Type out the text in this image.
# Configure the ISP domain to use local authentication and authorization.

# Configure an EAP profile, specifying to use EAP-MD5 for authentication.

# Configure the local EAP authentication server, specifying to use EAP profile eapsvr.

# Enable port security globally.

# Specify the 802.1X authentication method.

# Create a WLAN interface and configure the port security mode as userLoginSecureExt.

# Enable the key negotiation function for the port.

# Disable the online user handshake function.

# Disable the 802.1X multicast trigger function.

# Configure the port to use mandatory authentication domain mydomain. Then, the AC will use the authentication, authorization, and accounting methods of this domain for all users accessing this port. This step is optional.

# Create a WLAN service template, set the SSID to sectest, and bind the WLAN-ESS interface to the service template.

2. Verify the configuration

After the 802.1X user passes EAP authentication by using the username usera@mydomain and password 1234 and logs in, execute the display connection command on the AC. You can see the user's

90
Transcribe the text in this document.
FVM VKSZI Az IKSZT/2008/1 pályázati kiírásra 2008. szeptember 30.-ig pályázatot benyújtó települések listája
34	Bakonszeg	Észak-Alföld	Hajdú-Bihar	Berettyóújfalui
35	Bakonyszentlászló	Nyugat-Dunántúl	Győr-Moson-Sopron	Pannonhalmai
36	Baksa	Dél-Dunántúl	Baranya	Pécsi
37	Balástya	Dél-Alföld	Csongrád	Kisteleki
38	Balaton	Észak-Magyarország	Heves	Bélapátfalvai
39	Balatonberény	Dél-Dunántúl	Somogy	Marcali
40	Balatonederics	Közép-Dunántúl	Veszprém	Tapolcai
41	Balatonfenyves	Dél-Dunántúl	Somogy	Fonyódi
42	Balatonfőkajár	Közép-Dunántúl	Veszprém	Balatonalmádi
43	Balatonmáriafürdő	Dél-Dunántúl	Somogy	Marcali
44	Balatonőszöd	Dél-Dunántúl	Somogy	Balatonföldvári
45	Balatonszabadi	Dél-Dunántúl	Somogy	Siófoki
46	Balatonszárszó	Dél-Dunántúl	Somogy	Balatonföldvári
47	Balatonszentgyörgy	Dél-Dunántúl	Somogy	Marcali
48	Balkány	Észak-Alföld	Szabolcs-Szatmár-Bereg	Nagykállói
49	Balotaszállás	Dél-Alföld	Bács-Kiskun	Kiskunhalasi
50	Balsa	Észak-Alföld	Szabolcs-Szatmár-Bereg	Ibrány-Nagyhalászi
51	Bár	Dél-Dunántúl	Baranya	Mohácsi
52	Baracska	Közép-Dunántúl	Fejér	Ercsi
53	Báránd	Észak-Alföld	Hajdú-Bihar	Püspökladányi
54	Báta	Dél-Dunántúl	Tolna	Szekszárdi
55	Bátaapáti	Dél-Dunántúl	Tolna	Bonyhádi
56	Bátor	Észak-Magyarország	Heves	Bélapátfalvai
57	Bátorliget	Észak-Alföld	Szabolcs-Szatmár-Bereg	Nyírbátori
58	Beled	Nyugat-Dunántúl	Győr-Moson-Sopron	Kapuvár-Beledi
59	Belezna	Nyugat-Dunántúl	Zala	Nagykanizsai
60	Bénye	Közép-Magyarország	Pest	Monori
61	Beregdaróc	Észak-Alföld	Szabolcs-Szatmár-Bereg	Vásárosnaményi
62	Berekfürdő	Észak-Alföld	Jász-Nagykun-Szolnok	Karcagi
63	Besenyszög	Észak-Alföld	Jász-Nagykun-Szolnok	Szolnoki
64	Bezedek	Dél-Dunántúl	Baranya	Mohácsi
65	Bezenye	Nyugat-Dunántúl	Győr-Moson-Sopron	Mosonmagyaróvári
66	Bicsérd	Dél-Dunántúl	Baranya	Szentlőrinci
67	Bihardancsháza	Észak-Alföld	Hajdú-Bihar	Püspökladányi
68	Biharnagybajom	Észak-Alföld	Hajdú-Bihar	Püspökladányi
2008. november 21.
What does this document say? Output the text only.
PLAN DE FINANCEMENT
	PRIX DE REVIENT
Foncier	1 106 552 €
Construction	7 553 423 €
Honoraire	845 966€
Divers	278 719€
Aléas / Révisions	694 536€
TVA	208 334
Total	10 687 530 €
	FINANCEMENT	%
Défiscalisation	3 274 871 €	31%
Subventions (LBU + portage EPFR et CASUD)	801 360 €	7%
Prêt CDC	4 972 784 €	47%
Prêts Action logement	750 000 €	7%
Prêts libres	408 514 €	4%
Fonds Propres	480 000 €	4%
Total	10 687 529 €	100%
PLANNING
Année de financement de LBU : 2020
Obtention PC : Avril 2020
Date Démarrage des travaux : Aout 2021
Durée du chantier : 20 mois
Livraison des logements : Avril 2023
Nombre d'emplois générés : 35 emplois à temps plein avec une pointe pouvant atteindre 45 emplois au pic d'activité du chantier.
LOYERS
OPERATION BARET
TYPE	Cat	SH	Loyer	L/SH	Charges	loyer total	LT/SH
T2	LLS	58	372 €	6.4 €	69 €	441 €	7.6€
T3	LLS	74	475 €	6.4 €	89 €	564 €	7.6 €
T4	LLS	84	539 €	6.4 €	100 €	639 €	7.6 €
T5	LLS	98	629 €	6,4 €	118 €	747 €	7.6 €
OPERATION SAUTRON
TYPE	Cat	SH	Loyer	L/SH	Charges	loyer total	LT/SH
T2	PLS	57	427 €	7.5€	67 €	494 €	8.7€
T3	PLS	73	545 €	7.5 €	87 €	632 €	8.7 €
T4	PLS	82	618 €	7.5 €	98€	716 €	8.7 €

___

(Task to complete) Looking at the data above, show all lines where the word "Szatmár" occurs.

(Written answer)
48	Balkány	Észak-Alföld	Szabolcs-Szatmár-Bereg	Nagykállói
50	Balsa	Észak-Alföld	Szabolcs-Szatmár-Bereg	Ibrány-Nagyhalászi
57	Bátorliget	Észak-Alföld	Szabolcs-Szatmár-Bereg	Nyírbátori
61	Beregdaróc	Észak-Alföld	Szabolcs-Szatmár-Bereg	Vásárosnaményi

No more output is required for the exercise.